=== REQUIRED WORK ===
You are to retype all of the data exactly as it appears.

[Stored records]
◆ ◆ ◆ ◆ ◆

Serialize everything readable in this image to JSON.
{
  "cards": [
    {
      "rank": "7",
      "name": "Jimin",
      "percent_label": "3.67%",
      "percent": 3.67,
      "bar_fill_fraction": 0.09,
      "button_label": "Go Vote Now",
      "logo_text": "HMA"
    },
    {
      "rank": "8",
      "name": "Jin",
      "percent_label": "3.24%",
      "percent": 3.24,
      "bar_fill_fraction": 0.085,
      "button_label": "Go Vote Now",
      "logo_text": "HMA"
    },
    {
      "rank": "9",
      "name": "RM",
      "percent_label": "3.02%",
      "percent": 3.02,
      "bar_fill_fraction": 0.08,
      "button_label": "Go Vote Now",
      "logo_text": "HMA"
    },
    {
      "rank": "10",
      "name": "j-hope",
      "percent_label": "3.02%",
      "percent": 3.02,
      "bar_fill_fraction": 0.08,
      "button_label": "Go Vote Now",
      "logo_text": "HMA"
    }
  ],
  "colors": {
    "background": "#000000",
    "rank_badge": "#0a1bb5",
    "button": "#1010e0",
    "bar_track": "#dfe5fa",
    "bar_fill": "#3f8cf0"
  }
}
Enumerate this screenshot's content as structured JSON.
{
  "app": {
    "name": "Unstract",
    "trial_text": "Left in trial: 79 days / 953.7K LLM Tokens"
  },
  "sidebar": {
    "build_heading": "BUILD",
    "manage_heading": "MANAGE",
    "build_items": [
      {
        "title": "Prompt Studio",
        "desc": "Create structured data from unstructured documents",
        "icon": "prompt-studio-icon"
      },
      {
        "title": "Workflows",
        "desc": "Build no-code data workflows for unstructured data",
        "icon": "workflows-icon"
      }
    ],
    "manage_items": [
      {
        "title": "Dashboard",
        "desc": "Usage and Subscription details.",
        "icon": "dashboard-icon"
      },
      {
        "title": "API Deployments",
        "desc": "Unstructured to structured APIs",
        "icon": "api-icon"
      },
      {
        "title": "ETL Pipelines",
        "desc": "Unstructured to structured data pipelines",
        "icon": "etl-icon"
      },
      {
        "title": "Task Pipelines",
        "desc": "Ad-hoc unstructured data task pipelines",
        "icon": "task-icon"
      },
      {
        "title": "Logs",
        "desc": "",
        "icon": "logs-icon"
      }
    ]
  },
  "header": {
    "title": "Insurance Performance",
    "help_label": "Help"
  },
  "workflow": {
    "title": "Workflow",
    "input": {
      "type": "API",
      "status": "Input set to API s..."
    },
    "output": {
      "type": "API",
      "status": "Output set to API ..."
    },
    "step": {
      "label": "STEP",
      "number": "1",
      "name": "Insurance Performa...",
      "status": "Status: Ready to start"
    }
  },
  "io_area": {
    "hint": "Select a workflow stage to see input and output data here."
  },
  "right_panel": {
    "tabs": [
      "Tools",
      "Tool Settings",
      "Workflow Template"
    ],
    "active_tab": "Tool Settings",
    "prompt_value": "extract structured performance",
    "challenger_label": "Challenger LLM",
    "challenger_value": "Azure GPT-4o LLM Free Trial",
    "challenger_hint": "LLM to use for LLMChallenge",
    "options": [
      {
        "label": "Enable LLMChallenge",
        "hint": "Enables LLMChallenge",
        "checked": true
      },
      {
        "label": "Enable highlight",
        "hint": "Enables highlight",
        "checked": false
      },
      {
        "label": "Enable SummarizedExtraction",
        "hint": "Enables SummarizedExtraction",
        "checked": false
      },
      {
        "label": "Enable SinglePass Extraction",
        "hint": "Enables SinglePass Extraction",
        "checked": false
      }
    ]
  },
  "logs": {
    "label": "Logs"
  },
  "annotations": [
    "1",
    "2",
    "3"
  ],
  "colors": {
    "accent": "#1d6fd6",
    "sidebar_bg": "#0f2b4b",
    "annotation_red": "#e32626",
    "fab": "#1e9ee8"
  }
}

◆ ◆ ◆ ◆ ◆

=== COMPLETE ANSWER ===
Serialize everything readable in this image to JSON.
{
  "cards": [
    {
      "rank": "7",
      "name": "Jimin",
      "percent_label": "3.67%",
      "percent": 3.67,
      "bar_fill_fraction": 0.09,
      "button_label": "Go Vote Now",
      "logo_text": "HMA"
    },
    {
      "rank": "8",
      "name": "Jin",
      "percent_label": "3.24%",
      "percent": 3.24,
      "bar_fill_fraction": 0.085,
      "button_label": "Go Vote Now",
      "logo_text": "HMA"
    },
    {
      "rank": "9",
      "name": "RM",
      "percent_label": "3.02%",
      "percent": 3.02,
      "bar_fill_fraction": 0.08,
      "button_label": "Go Vote Now",
      "logo_text": "HMA"
    },
    {
      "rank": "10",
      "name": "j-hope",
      "percent_label": "3.02%",
      "percent": 3.02,
      "bar_fill_fraction": 0.08,
      "button_label": "Go Vote Now",
      "logo_text": "HMA"
    }
  ],
  "colors": {
    "background": "#000000",
    "rank_badge": "#0a1bb5",
    "button": "#1010e0",
    "bar_track": "#dfe5fa",
    "bar_fill": "#3f8cf0"
  }
}
Enumerate this screenshot's content as structured JSON.
{
  "app": {
    "name": "Unstract",
    "trial_text": "Left in trial: 79 days / 953.7K LLM Tokens"
  },
  "sidebar": {
    "build_heading": "BUILD",
    "manage_heading": "MANAGE",
    "build_items": [
      {
        "title": "Prompt Studio",
        "desc": "Create structured data from unstructured documents",
        "icon": "prompt-studio-icon"
      },
      {
        "title": "Workflows",
        "desc": "Build no-code data workflows for unstructured data",
        "icon": "workflows-icon"
      }
    ],
    "manage_items": [
      {
        "title": "Dashboard",
        "desc": "Usage and Subscription details.",
        "icon": "dashboard-icon"
      },
      {
        "title": "API Deployments",
        "desc": "Unstructured to structured APIs",
        "icon": "api-icon"
      },
      {
        "title": "ETL Pipelines",
        "desc": "Unstructured to structured data pipelines",
        "icon": "etl-icon"
      },
      {
        "title": "Task Pipelines",
        "desc": "Ad-hoc unstructured data task pipelines",
        "icon": "task-icon"
      },
      {
        "title": "Logs",
        "desc": "",
        "icon": "logs-icon"
      }
    ]
  },
  "header": {
    "title": "Insurance Performance",
    "help_label": "Help"
  },
  "workflow": {
    "title": "Workflow",
    "input": {
      "type": "API",
      "status": "Input set to API s..."
    },
    "output": {
      "type": "API",
      "status": "Output set to API ..."
    },
    "step": {
      "label": "STEP",
      "number": "1",
      "name": "Insurance Performa...",
      "status": "Status: Ready to start"
    }
  },
  "io_area": {
    "hint": "Select a workflow stage to see input and output data here."
  },
  "right_panel": {
    "tabs": [
      "Tools",
      "Tool Settings",
      "Workflow Template"
    ],
    "active_tab": "Tool Settings",
    "prompt_value": "extract structured performance",
    "challenger_label": "Challenger LLM",
    "challenger_value": "Azure GPT-4o LLM Free Trial",
    "challenger_hint": "LLM to use for LLMChallenge",
    "options": [
      {
        "label": "Enable LLMChallenge",
        "hint": "Enables LLMChallenge",
        "checked": true
      },
      {
        "label": "Enable highlight",
        "hint": "Enables highlight",
        "checked": false
      },
      {
        "label": "Enable SummarizedExtraction",
        "hint": "Enables SummarizedExtraction",
        "checked": false
      },
      {
        "label": "Enable SinglePass Extraction",
        "hint": "Enables SinglePass Extraction",
        "checked": false
      }
    ]
  },
  "logs": {
    "label": "Logs"
  },
  "annotations": [
    "1",
    "2",
    "3"
  ],
  "colors": {
    "accent": "#1d6fd6",
    "sidebar_bg": "#0f2b4b",
    "annotation_red": "#e32626",
    "fab": "#1e9ee8"
  }
}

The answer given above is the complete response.